EXERCISE DETAILS: Locate the string "Ἑλικωνίς" throughout the material and copy every line in which it occurs.

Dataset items
- - - - -

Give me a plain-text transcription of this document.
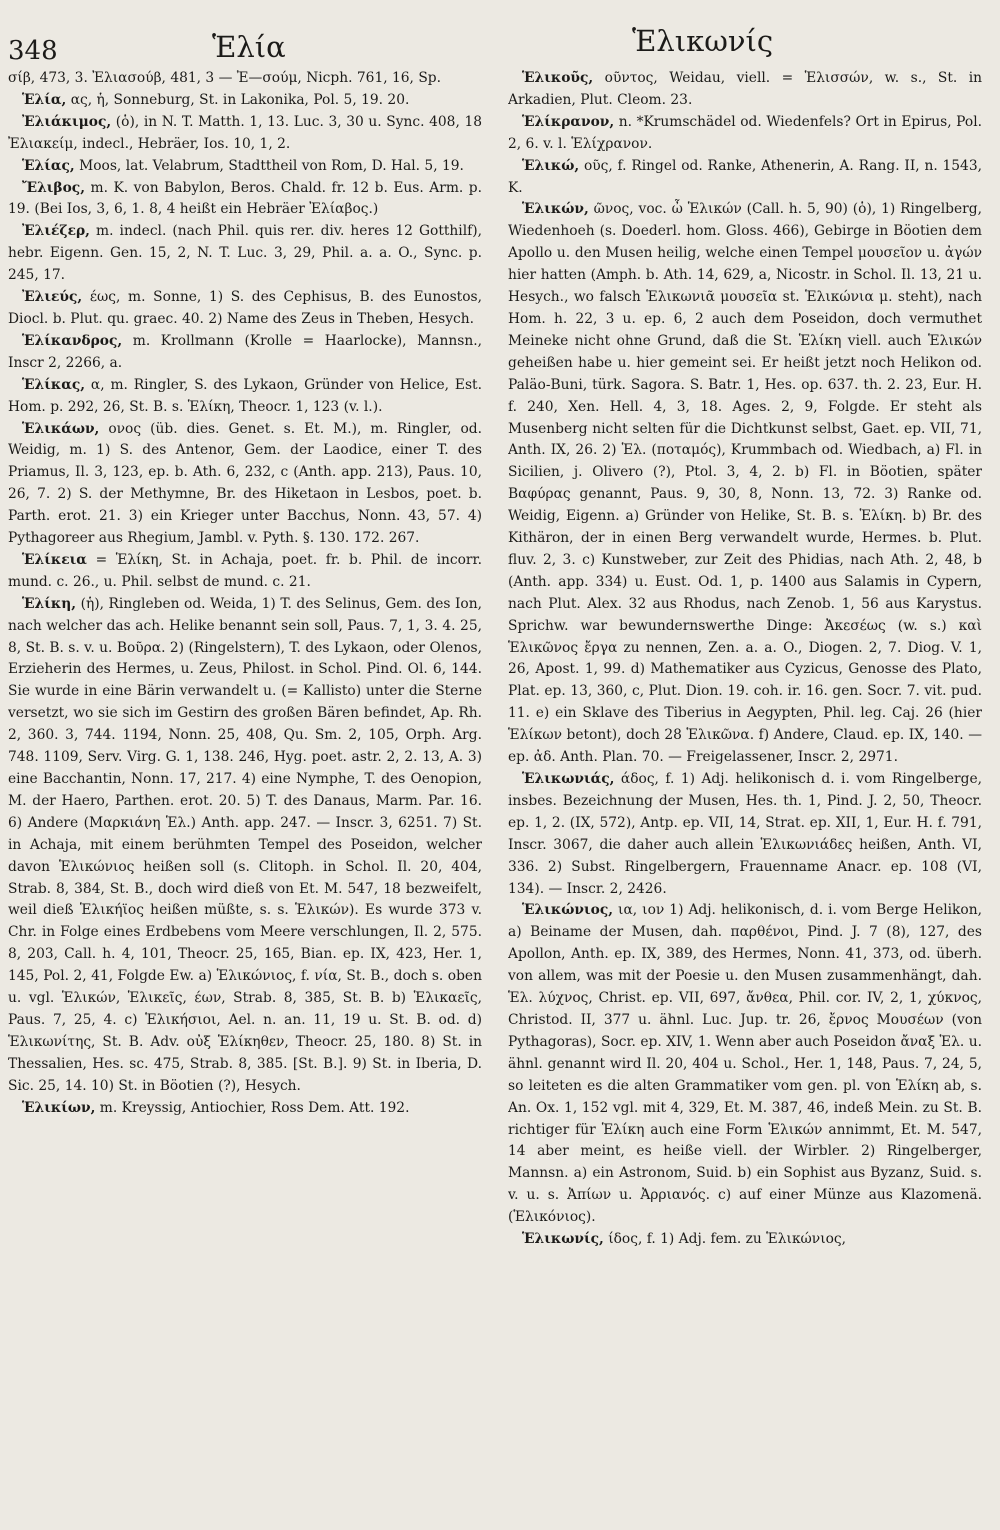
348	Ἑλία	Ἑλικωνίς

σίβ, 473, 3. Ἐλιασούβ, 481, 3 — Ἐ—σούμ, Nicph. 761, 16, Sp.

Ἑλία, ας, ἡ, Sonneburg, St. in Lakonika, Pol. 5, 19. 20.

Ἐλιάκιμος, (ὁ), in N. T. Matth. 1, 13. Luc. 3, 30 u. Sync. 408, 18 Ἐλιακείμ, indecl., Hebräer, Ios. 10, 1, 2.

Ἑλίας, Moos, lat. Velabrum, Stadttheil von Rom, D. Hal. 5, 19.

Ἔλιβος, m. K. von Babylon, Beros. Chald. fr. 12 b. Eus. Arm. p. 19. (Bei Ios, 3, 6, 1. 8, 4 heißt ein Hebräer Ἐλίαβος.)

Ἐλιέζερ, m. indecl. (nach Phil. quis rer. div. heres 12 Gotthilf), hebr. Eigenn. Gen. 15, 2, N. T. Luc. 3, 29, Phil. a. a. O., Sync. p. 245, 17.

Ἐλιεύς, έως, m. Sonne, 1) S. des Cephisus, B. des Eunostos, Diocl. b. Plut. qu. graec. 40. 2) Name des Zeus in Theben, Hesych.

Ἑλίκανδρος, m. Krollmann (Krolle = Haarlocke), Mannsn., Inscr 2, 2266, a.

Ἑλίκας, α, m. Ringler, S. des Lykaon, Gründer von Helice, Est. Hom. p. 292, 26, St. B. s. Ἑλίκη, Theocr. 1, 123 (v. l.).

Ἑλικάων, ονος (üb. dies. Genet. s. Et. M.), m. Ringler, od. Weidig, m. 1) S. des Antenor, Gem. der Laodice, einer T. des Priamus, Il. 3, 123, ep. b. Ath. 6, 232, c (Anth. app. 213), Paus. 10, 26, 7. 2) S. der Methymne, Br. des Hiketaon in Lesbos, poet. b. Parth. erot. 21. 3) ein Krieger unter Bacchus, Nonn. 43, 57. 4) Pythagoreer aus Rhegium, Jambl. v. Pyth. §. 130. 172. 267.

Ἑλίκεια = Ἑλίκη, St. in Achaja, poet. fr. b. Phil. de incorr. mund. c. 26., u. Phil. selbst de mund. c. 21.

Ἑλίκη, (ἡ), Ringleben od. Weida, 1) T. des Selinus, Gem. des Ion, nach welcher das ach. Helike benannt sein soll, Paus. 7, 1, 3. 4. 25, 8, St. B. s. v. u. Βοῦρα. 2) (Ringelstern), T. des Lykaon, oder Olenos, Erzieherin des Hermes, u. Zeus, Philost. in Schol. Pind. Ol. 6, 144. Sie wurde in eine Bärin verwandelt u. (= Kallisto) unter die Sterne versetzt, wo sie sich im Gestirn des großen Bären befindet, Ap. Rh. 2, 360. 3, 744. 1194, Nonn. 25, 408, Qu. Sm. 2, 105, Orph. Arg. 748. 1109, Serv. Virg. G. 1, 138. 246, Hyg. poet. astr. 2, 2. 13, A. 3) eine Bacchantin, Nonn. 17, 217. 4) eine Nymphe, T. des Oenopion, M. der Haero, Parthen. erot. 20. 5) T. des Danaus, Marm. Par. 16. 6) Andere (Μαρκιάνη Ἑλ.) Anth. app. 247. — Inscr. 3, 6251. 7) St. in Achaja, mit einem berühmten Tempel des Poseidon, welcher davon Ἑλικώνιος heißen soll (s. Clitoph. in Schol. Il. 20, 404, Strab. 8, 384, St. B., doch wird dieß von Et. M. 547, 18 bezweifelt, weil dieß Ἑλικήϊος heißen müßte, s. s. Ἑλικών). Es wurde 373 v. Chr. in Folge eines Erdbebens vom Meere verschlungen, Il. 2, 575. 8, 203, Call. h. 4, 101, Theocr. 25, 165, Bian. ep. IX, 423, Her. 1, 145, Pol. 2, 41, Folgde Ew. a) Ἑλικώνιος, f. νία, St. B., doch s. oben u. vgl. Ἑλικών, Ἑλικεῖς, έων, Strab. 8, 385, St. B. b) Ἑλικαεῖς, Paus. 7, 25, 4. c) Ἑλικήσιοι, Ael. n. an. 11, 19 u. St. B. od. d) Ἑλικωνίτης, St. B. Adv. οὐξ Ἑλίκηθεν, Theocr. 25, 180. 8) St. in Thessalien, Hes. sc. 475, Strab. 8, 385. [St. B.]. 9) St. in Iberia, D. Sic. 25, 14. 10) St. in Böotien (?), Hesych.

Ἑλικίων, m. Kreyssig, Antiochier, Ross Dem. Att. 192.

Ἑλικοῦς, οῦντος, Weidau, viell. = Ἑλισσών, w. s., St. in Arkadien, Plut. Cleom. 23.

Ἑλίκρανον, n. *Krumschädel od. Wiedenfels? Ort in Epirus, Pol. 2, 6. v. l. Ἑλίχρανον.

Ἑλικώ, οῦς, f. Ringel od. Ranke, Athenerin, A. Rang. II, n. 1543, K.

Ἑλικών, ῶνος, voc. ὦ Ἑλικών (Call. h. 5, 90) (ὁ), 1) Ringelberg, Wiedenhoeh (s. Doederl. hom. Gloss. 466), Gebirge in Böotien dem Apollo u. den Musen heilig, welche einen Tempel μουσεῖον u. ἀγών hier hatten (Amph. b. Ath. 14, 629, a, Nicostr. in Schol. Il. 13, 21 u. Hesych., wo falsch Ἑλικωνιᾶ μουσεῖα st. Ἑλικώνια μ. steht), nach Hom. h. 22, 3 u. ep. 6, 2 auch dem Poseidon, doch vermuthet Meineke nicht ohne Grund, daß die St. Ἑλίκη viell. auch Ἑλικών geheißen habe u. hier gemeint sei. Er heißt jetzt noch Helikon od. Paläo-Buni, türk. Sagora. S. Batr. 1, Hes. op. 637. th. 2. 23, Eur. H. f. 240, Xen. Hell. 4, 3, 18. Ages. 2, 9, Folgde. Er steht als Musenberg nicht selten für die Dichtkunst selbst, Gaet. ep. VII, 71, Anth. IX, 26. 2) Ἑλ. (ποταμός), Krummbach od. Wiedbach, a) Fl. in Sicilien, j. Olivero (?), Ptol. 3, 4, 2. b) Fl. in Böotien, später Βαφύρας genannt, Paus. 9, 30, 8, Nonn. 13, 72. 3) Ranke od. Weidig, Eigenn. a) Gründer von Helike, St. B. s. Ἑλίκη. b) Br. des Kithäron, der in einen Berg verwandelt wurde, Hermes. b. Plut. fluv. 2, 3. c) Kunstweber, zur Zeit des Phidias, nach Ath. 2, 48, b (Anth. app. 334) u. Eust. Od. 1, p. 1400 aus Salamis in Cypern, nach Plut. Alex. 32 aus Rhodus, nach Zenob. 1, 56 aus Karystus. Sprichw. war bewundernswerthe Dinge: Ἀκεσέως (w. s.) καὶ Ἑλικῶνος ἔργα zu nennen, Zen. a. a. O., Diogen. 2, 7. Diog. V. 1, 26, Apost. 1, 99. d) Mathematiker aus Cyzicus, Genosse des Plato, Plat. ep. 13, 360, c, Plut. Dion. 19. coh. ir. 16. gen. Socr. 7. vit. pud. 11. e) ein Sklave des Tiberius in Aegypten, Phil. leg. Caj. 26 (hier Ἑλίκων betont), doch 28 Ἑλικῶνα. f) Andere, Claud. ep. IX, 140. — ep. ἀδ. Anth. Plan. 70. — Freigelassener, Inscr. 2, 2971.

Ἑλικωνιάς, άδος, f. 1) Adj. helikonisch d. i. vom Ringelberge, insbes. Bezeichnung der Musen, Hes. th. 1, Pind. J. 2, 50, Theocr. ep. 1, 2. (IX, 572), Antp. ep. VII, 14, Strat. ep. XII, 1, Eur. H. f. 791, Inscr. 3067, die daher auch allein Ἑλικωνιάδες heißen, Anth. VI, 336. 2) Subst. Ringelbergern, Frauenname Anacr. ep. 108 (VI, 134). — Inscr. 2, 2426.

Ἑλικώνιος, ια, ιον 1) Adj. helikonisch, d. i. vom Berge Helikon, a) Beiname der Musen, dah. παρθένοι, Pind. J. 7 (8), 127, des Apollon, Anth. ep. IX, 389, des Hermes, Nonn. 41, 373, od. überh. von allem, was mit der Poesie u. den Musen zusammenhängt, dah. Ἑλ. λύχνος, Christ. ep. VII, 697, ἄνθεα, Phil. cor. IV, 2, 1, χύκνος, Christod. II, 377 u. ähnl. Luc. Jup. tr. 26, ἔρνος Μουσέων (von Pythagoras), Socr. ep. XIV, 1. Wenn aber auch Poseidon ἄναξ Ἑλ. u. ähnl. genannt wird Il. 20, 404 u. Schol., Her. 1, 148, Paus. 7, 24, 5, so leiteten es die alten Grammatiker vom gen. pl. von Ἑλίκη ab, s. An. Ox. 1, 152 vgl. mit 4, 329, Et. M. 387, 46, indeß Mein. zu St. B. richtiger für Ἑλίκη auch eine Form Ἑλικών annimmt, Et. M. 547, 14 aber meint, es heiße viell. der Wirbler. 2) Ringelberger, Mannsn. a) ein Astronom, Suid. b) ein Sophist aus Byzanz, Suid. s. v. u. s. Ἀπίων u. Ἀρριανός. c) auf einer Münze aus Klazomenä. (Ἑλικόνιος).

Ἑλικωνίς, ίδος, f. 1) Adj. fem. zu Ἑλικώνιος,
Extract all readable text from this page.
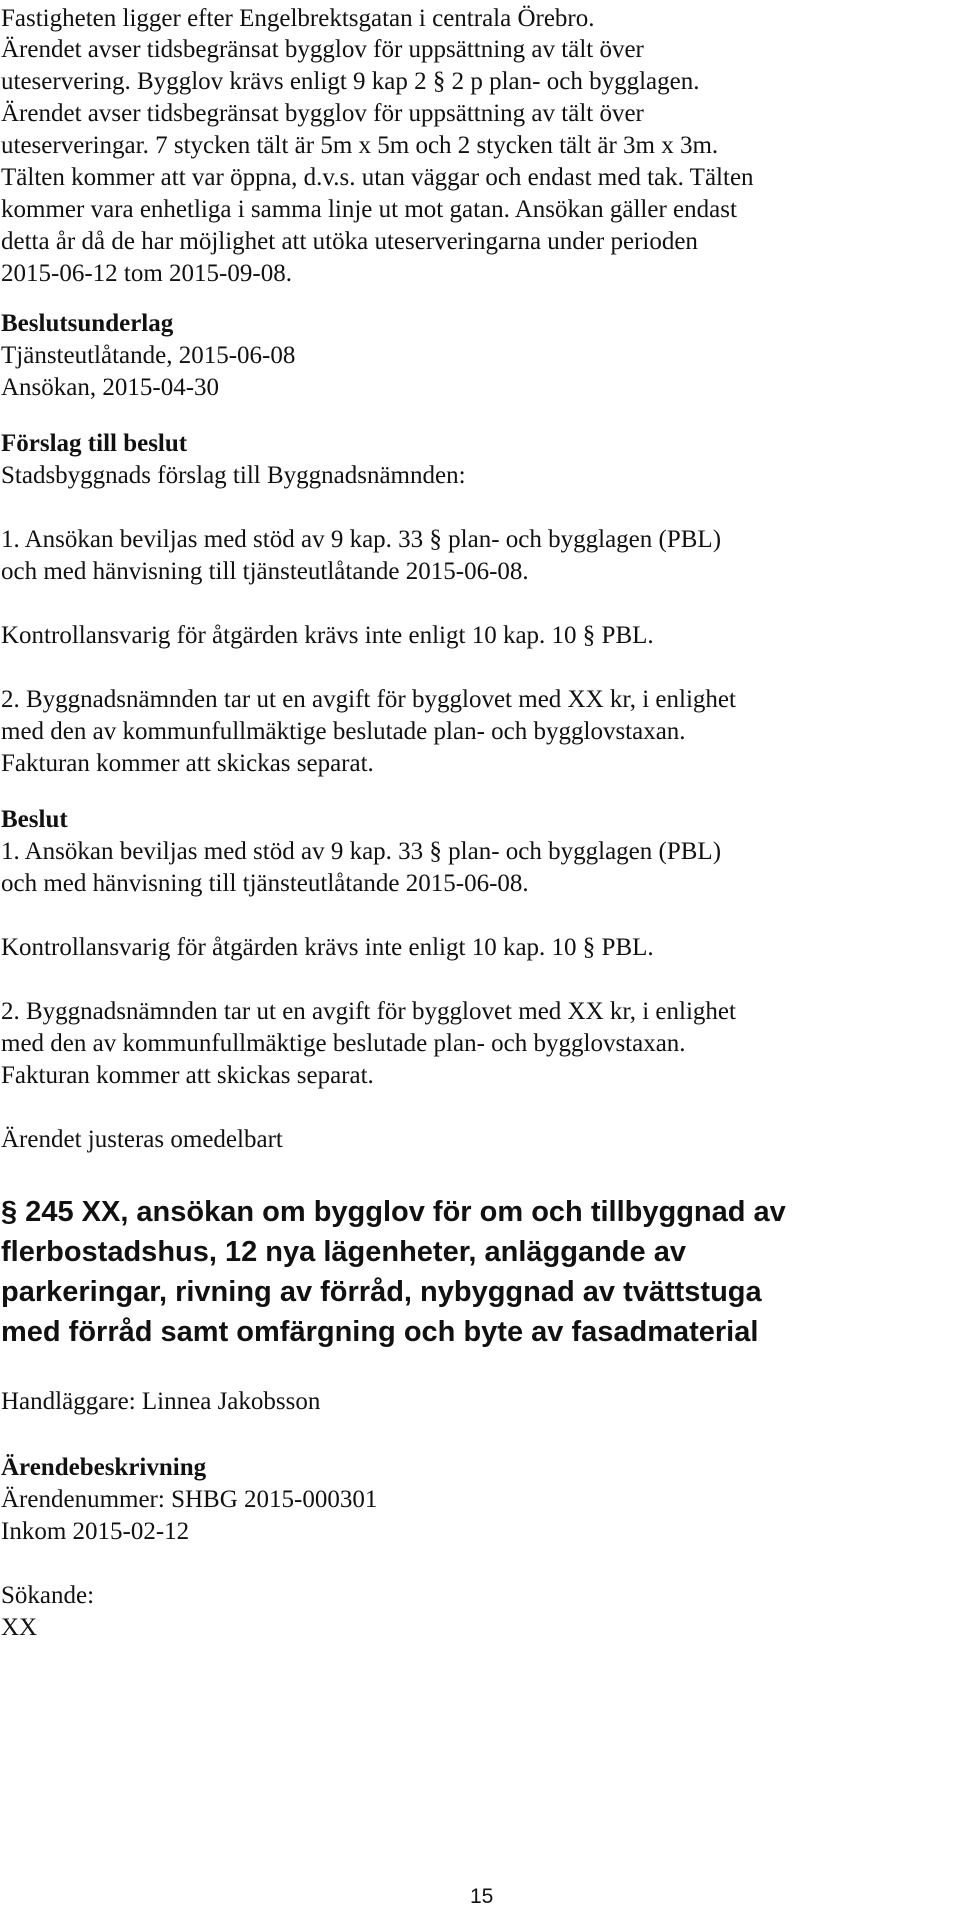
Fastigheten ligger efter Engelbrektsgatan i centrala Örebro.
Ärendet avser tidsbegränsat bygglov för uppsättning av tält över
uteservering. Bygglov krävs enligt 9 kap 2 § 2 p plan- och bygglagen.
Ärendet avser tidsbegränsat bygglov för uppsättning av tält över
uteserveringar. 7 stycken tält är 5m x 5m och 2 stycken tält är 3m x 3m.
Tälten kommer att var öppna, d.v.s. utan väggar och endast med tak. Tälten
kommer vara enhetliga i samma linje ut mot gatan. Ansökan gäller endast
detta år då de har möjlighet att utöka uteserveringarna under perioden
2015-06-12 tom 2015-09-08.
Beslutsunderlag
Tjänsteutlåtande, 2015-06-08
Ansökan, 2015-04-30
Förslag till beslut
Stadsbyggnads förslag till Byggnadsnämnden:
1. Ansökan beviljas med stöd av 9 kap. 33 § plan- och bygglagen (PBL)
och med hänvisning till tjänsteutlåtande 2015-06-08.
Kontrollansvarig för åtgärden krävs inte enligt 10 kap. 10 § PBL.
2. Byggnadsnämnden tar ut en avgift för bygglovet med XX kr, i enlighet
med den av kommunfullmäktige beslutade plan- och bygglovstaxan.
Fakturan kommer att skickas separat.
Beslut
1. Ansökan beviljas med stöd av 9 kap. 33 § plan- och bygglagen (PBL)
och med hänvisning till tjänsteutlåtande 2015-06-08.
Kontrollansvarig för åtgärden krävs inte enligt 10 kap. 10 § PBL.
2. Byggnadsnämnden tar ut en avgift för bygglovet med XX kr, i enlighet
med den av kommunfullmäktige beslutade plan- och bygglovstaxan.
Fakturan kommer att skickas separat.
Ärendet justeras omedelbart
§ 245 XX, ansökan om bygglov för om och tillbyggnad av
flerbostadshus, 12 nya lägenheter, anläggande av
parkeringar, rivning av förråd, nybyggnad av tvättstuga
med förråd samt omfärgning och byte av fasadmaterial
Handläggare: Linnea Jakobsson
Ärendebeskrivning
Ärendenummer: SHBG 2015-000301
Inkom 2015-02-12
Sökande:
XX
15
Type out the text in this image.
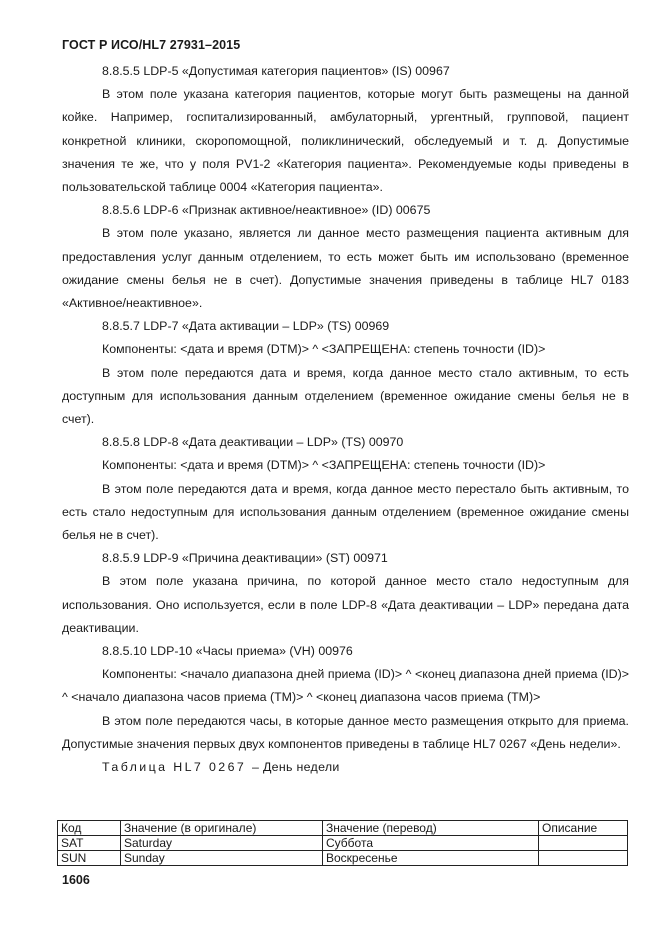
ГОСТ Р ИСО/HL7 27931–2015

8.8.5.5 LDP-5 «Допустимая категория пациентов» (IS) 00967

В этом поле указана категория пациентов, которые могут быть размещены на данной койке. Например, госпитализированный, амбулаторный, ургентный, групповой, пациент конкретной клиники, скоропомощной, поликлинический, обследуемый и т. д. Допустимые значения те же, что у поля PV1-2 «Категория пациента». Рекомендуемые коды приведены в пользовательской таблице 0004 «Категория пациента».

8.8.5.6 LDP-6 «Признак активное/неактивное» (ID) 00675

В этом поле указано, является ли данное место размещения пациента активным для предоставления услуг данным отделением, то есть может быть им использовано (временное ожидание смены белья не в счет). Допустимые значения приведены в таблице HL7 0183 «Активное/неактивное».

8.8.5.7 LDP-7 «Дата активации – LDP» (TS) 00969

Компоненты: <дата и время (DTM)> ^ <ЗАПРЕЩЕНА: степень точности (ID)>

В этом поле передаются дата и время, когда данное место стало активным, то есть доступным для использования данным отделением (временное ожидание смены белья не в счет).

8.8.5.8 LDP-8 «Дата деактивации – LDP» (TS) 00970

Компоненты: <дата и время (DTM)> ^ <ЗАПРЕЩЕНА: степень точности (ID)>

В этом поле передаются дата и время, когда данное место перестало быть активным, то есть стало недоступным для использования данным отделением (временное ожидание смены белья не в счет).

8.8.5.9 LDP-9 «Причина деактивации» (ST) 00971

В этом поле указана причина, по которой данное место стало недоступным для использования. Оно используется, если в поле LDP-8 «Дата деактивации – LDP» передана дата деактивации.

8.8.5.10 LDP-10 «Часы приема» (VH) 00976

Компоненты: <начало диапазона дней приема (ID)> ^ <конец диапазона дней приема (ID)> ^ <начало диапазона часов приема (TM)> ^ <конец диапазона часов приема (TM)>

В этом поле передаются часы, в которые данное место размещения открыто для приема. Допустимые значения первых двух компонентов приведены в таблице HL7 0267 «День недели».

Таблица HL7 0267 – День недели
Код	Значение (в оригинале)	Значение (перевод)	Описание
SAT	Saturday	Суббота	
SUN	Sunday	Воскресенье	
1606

- - - - -

COMPLETE RESPONSE:
348	Ἑλία	Ἑλικωνίς
Ἑλικωνίς, ίδος, f. 1) Adj. fem. zu Ἑλικώνιος,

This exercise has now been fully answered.